Lo que harás
1. Convierte en una lista breve el párrafo del fragmento sobre el estrés en época de exámenes que comienza con «En nuestro contexto educativo». Conserva sus datos principales.
2. Prolonga el fragmento sobre el estrés en época de exámenes a partir del punto en que termina.

Cuando llega mayo o noviembre, la rutina universitaria cambia por completo. En esos meses, los estudiantes viven días de mucha presión: se multiplican las horas de estudio, las noches se hacen más largas y las conversaciones giran casi siempre alrededor de exámenes y tareas pendientes. Son semanas de parciales y exámenes finales, donde el estrés y los nervios forman parte del día a día.

La presión por aprobar, mantener buenas notas o no perder el semestre hace que muchos jóvenes experimenten insomnio, nerviosismo, irritabilidad y hasta ataques de pánico. Pero, ¿cómo se puede sobrevivir a esta etapa sin perder la calma ni la salud mental?

¿Por qué los exámenes generan tanto estrés?

En nuestro contexto educativo, gran parte de la nota final suele depender de uno o dos exámenes decisivos, lo que incrementa considerablemente la presión. Para muchos estudiantes, equivocarse no significa solo obtener una mala calificación, sino poner en riesgo becas, retrasar la carrera o sentir que fallan a su familia.

Además, hay factores adicionales:

  • Sobrecarga de materias.
  • Falta de hábitos de estudio.
  • Expectativas familiares y sociales.
  • Comparación con compañeros.

La combinación de estos factores favorece la aparición de ansiedad.

Tip #1: Preparación anticipada

El error más común de los estudiantes es dejar todo para la última semana. El famoso “repaso maratónico” puede servir para una nota rápida, pero a la larga genera más estrés y menor retención.

Estrategias para evitarlo:

  • Planifica con semanas de anticipación. Divide los temas por días y evita saturarte.
  • Usa mapas conceptuales o resúmenes. Visualizar la información facilita recordarla.
  • Repasa en voz alta. Explicar los temas como si enseñaras a alguien más ayuda a reforzar la memoria.

Datos proporcionados
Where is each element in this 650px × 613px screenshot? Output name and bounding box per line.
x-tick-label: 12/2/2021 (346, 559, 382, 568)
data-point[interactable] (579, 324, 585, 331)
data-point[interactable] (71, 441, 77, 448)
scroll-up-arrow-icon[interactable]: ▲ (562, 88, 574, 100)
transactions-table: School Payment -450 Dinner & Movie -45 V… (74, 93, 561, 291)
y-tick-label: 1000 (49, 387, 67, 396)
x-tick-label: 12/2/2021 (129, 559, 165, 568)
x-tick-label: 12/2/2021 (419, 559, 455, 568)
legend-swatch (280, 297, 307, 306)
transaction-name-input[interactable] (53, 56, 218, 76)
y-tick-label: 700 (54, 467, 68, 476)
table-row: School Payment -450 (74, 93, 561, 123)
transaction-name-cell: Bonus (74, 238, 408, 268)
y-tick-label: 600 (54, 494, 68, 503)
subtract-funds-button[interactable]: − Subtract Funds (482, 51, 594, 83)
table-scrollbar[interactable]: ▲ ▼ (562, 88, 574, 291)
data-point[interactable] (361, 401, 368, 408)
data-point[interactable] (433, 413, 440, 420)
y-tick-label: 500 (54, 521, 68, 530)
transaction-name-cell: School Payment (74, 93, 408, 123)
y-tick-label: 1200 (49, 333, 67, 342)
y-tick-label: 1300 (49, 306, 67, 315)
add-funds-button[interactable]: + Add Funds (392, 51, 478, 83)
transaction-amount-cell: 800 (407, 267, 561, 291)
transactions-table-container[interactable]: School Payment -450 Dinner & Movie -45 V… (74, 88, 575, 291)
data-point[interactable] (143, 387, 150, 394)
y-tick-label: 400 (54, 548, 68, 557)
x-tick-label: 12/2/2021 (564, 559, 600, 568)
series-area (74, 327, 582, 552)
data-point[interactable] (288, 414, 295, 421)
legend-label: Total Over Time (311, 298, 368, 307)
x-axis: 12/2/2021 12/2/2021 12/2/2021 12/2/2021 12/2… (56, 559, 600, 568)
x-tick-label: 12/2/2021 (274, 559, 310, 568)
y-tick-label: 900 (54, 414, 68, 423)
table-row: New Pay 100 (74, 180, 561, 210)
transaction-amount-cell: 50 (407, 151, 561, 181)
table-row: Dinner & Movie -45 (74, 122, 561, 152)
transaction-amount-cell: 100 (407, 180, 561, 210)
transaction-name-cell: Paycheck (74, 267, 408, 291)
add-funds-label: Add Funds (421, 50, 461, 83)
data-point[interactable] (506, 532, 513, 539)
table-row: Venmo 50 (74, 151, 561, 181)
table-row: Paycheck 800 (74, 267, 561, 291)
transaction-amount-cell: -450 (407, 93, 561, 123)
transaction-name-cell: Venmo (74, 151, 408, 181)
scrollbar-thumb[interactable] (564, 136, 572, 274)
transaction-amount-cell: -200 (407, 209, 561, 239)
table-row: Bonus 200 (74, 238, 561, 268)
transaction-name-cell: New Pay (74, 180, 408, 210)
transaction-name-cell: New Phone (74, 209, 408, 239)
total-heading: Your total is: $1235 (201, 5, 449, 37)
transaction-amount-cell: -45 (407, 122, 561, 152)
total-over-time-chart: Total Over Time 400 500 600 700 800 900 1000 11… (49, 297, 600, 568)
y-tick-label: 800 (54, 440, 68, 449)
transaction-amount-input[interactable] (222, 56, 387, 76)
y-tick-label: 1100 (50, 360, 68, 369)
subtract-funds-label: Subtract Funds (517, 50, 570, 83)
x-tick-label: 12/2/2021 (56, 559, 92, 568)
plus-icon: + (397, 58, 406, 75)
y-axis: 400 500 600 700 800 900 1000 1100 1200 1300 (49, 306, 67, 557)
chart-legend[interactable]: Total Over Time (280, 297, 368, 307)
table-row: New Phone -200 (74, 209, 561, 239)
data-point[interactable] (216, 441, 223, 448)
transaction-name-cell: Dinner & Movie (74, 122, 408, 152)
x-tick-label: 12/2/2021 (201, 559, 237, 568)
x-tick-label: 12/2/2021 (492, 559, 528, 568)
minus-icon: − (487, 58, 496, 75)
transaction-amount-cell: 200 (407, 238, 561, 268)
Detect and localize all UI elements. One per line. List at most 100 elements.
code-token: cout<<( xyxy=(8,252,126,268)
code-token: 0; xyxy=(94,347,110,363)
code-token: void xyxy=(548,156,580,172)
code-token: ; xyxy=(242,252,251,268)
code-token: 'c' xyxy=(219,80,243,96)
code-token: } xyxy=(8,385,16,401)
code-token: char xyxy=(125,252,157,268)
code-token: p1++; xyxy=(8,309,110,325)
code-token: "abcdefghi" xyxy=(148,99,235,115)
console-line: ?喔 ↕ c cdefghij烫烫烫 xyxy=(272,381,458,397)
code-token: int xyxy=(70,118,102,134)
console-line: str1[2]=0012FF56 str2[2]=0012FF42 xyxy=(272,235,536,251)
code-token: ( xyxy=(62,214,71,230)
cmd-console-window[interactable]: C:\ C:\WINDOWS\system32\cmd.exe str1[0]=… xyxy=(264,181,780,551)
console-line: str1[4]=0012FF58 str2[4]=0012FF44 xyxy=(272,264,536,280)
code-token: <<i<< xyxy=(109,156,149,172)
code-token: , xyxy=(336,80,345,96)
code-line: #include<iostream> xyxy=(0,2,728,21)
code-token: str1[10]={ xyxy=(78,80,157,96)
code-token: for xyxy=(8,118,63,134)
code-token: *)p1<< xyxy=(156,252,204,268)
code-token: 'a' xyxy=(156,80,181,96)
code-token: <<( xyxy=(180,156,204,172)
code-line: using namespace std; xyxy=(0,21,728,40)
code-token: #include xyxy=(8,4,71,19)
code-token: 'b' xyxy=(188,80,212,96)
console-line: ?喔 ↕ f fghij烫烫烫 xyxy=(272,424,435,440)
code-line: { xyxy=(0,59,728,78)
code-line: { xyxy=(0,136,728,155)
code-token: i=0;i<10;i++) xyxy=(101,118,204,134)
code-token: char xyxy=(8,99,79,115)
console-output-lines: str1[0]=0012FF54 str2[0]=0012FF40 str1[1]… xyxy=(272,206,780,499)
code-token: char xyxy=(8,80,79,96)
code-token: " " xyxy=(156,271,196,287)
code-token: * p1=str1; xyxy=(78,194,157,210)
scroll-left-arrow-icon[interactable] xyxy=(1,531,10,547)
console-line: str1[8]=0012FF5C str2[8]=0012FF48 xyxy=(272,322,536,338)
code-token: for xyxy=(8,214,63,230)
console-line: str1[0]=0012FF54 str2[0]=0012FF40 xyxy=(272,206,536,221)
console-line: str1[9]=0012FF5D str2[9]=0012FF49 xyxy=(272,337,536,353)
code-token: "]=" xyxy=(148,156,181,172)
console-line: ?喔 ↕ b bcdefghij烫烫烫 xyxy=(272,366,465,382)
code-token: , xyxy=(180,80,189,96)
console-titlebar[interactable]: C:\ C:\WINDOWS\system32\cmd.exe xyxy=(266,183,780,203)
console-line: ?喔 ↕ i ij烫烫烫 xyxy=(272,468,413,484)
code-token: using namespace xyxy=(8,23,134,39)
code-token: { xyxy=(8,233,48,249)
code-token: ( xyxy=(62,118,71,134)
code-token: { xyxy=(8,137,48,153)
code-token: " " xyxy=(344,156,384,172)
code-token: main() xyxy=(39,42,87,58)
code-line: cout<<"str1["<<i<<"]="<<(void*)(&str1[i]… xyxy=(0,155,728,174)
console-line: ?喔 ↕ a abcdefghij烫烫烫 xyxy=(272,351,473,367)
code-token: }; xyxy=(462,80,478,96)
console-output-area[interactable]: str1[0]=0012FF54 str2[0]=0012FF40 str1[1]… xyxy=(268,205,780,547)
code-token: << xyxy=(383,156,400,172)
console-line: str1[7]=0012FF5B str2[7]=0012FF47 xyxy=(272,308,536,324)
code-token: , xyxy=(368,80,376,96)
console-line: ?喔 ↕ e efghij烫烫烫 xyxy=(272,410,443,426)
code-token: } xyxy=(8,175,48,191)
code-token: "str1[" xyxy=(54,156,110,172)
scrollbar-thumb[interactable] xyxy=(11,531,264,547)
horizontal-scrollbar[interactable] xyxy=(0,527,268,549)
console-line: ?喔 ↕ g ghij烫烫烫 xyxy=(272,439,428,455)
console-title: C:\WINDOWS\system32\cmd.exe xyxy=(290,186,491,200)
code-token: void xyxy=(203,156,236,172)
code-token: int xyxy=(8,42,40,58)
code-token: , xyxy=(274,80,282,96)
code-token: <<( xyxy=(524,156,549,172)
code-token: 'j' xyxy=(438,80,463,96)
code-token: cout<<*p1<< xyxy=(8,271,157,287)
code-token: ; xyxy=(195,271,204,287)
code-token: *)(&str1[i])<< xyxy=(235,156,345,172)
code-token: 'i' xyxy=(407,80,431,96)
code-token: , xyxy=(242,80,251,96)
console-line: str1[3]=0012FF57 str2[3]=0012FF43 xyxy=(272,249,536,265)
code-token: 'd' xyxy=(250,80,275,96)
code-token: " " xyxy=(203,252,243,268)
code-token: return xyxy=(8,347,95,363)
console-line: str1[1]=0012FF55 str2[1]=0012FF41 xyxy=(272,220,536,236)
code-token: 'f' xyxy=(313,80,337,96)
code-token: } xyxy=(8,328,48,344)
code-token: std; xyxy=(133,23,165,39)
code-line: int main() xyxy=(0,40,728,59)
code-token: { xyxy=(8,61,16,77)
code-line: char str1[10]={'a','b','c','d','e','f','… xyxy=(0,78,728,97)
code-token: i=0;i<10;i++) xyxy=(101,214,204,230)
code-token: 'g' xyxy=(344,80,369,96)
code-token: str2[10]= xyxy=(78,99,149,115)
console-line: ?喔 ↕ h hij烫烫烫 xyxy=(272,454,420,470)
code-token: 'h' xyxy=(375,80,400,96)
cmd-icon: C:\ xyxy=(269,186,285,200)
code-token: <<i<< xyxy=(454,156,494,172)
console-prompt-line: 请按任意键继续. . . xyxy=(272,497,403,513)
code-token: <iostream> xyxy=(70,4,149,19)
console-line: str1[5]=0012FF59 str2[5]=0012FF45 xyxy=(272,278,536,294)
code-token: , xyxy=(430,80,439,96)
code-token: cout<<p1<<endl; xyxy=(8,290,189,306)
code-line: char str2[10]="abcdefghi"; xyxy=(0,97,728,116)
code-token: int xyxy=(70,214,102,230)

Respuestas
1.
- Gran parte de la nota final suele depender de uno o dos exámenes decisivos, lo que aumenta mucho la presión.
- Para muchos estudiantes, equivocarse no es solo sacar una mala calificación. También puede poner en riesgo becas, retrasar la carrera o hacerles sentir que fallan a su familia.

2.
Tip #2: Técnicas de relajación antes y durante el examen

El estrés no se elimina mágicamente, pero se puede controlar con técnicas sencillas:

1. Respiración profunda: Inhalar por la nariz en 4 segundos, mantener el aire 4 segundos y exhalar en 6 segundos. Repetir varias veces.
2. Mindfulness o meditación corta: Tomar 5 minutos para cerrar los ojos y concentrarse en el presente.
3. Estiramientos rápidos: Movilizar el cuerpo ayuda a liberar tensión acumulada.

Incluso en medio del examen, hacer una pausa breve para respirar profundo puede ayudar a tranquilizarse y a pensar con mayor claridad.

Tip #3: Organización del tiempo de estudio

No se trata de estudiar más, sino de estudiar mejor. Algunos métodos efectivos:

  • Pomodoro: 25 minutos de estudio intenso + 5 minutos de descanso. Cada cuatro rondas, tomar un descanso largo.
  • Estudio en bloques temáticos: En lugar de repasar todo junto, dividir por secciones.
  • Método Feynman: Explicar en palabras simples lo que aprendiste. Si no puedes hacerlo, necesitas repasar más.

Tip #4: El poder del descanso y la alimentación

Dormir poco y alimentarse mal son enemigos silenciosos del rendimiento. El cerebro necesita descanso y energía para rendir en los exámenes.

  • Dormir mínimo 6-7 horas. El sueño consolida la memoria.
  • Evitar exceso de café o bebidas energéticas. Pueden causar nerviosismo y taquicardia.
  • Comer ligero antes del examen. Frutas, nueces, avena o chocolate amargo aportan energía sin pesadez.
  • Hidratación constante. El agua mejora la concentración y previene la fatiga.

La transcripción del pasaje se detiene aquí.